Stated task ->
Examine the records and identify each line that includes the string "heading". Copy those lines.

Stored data
* * * *

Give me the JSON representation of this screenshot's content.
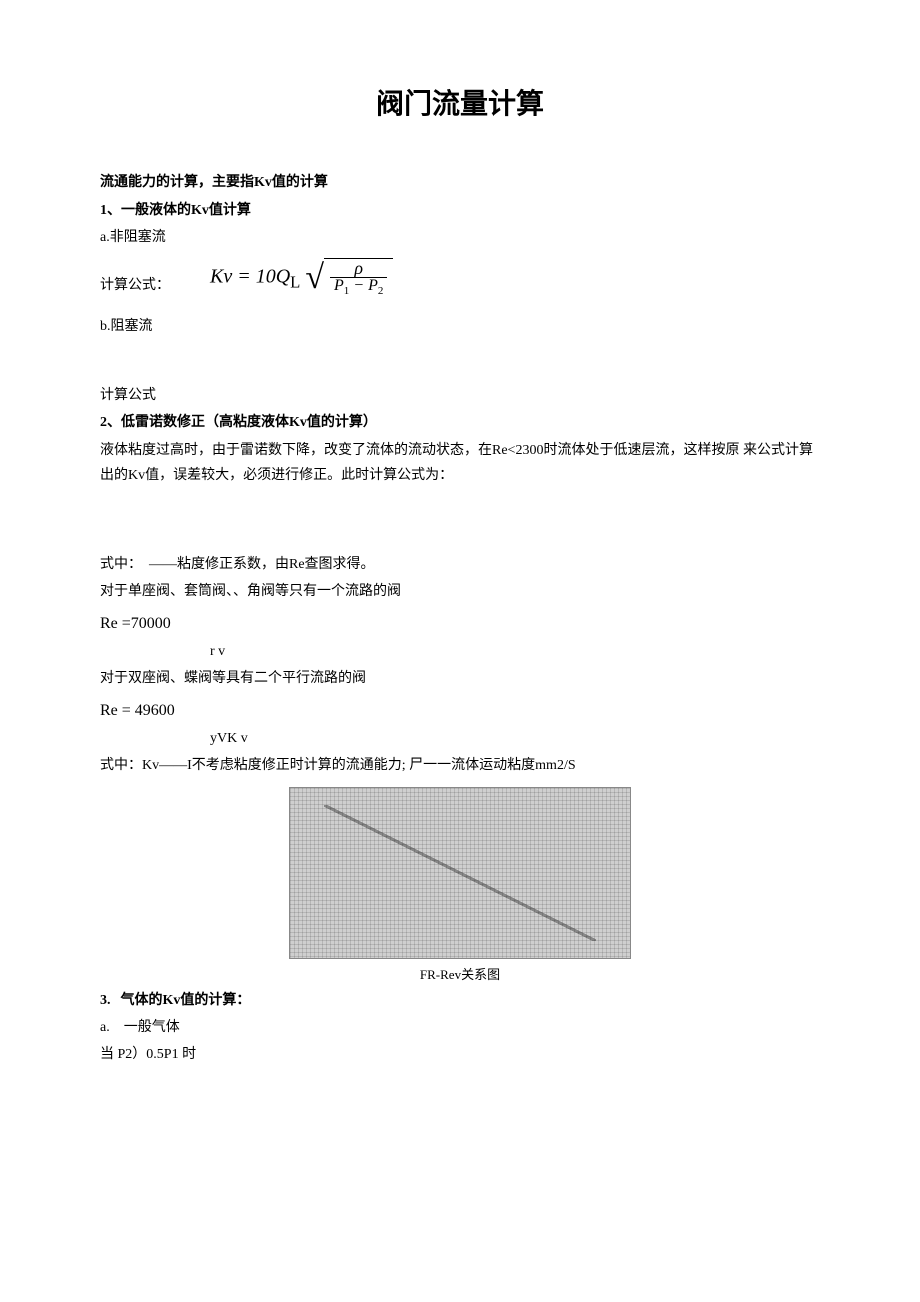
{
  "title": "阀门流量计算",
  "intro": "流通能力的计算，主要指Kv值的计算",
  "sec1": {
    "heading": "1、一般液体的Kv值计算",
    "a_label": "a.非阻塞流",
    "calc_label": "计算公式：",
    "formula_lhs": "Kν = 10Q",
    "formula_sub": "L",
    "frac_top": "ρ",
    "frac_bot_p1": "P",
    "frac_bot_s1": "1",
    "frac_bot_minus": " − ",
    "frac_bot_p2": "P",
    "frac_bot_s2": "2",
    "b_label": "b.阻塞流",
    "calc_label2": "计算公式"
  },
  "sec2": {
    "heading": "2、低雷诺数修正（高粘度液体Kv值的计算）",
    "body": "液体粘度过高时，由于雷诺数下降，改变了流体的流动状态，在Re<2300时流体处于低速层流，这样按原 来公式计算出的Kv值，误差较大，必须进行修正。此时计算公式为：",
    "note1": "式中：　——粘度修正系数，由Re查图求得。",
    "note2": "对于单座阀、套筒阀、、角阀等只有一个流路的阀",
    "re1": "Re =70000",
    "re1_sub": "r v",
    "note3": "对于双座阀、蝶阀等具有二个平行流路的阀",
    "re2": "Re = 49600",
    "re2_sub": "yVK v",
    "note4": "式中：Kv——I不考虑粘度修正时计算的流通能力; 尸一一流体运动粘度mm2/S",
    "chart_caption": "FR-Rev关系图"
  },
  "sec3": {
    "num": "3.",
    "heading": "气体的Kv值的计算：",
    "a_label": "a. 一般气体",
    "cond": "当 P2）0.5P1 时"
  }
}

* * * *

Answer below ->
    "heading": "1、一般液体的Kv值计算",
    "heading": "2、低雷诺数修正（高粘度液体Kv值的计算）",
    "heading": "气体的Kv值的计算：",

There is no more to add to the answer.